- [Record extracts]
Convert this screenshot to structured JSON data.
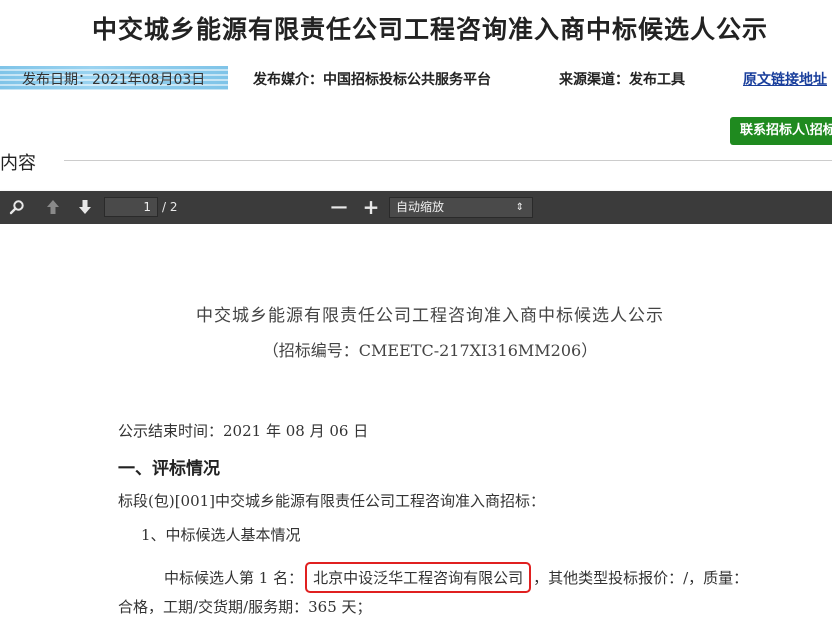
{
  "header": {
    "title": "中交城乡能源有限责任公司工程咨询准入商中标候选人公示",
    "publish_date": "发布日期：2021年08月03日",
    "media": "发布媒介：中国招标投标公共服务平台",
    "source": "来源渠道：发布工具",
    "original_link": "原文链接地址",
    "contact_button": "联系招标人\\招标",
    "section_label": "内容"
  },
  "pdf_toolbar": {
    "current_page": "1",
    "total_pages": "/ 2",
    "zoom": "自动缩放",
    "icons": [
      "search-icon",
      "previous-page-icon",
      "next-page-icon",
      "zoom-out-icon",
      "zoom-in-icon",
      "chevron-updown-icon"
    ],
    "zoom_out_symbol": "—",
    "zoom_in_symbol": "+"
  },
  "document": {
    "title": "中交城乡能源有限责任公司工程咨询准入商中标候选人公示",
    "code": "（招标编号：CMEETC-217XI316MM206）",
    "notice_end": "公示结束时间：2021 年 08 月 06 日",
    "heading_1": "一、评标情况",
    "section_line": "标段(包)[001]中交城乡能源有限责任公司工程咨询准入商招标：",
    "sub_heading": "1、中标候选人基本情况",
    "candidate_prefix": "中标候选人第 1 名：",
    "candidate_name": "北京中设泛华工程咨询有限公司",
    "candidate_suffix": "，其他类型投标报价：/，质量：",
    "term_line": "合格，工期/交货期/服务期：365 天；"
  },
  "colors": {
    "contact_button": "#1f8a1f",
    "toolbar": "#3b3b3b",
    "highlight_box": "#e02020",
    "link": "#1a3f9c",
    "wave": "#7fc4e8"
  }
}
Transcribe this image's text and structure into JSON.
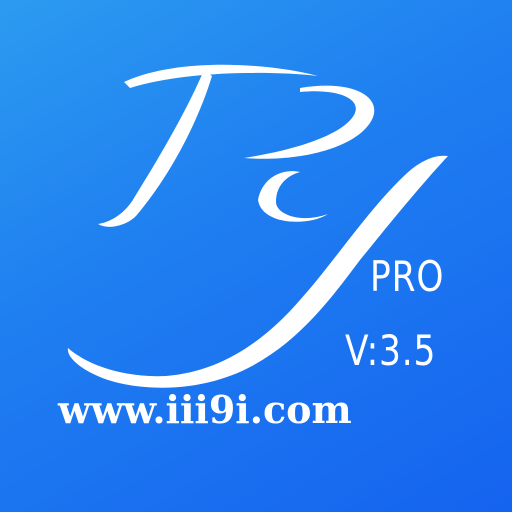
{
  "app_icon": {
    "background_color_top": "#2c9bf0",
    "background_color_bottom": "#1563ef",
    "foreground_color": "#ffffff",
    "monogram": "Py",
    "monogram_icon": "script-py-monogram-icon",
    "tier": "PRO",
    "version": "V:3.5",
    "website": "www.iii9i.com"
  }
}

- [The task] Exact duplication of all the records is required; pictures are omitted from the copy.

- [Task output]
Convert this screenshot to structured JSON data.
{
  "header": {
    "title": "中交城乡能源有限责任公司工程咨询准入商中标候选人公示",
    "publish_date": "发布日期：2021年08月03日",
    "media": "发布媒介：中国招标投标公共服务平台",
    "source": "来源渠道：发布工具",
    "original_link": "原文链接地址",
    "contact_button": "联系招标人\\招标",
    "section_label": "内容"
  },
  "pdf_toolbar": {
    "current_page": "1",
    "total_pages": "/ 2",
    "zoom": "自动缩放",
    "icons": [
      "search-icon",
      "previous-page-icon",
      "next-page-icon",
      "zoom-out-icon",
      "zoom-in-icon",
      "chevron-updown-icon"
    ],
    "zoom_out_symbol": "—",
    "zoom_in_symbol": "+"
  },
  "document": {
    "title": "中交城乡能源有限责任公司工程咨询准入商中标候选人公示",
    "code": "（招标编号：CMEETC-217XI316MM206）",
    "notice_end": "公示结束时间：2021 年 08 月 06 日",
    "heading_1": "一、评标情况",
    "section_line": "标段(包)[001]中交城乡能源有限责任公司工程咨询准入商招标：",
    "sub_heading": "1、中标候选人基本情况",
    "candidate_prefix": "中标候选人第 1 名：",
    "candidate_name": "北京中设泛华工程咨询有限公司",
    "candidate_suffix": "，其他类型投标报价：/，质量：",
    "term_line": "合格，工期/交货期/服务期：365 天；"
  },
  "colors": {
    "contact_button": "#1f8a1f",
    "toolbar": "#3b3b3b",
    "highlight_box": "#e02020",
    "link": "#1a3f9c",
    "wave": "#7fc4e8"
  }
}
Transcribe this image's text and structure into JSON.
{
  "app_icon": {
    "background_color_top": "#2c9bf0",
    "background_color_bottom": "#1563ef",
    "foreground_color": "#ffffff",
    "monogram": "Py",
    "monogram_icon": "script-py-monogram-icon",
    "tier": "PRO",
    "version": "V:3.5",
    "website": "www.iii9i.com"
  }
}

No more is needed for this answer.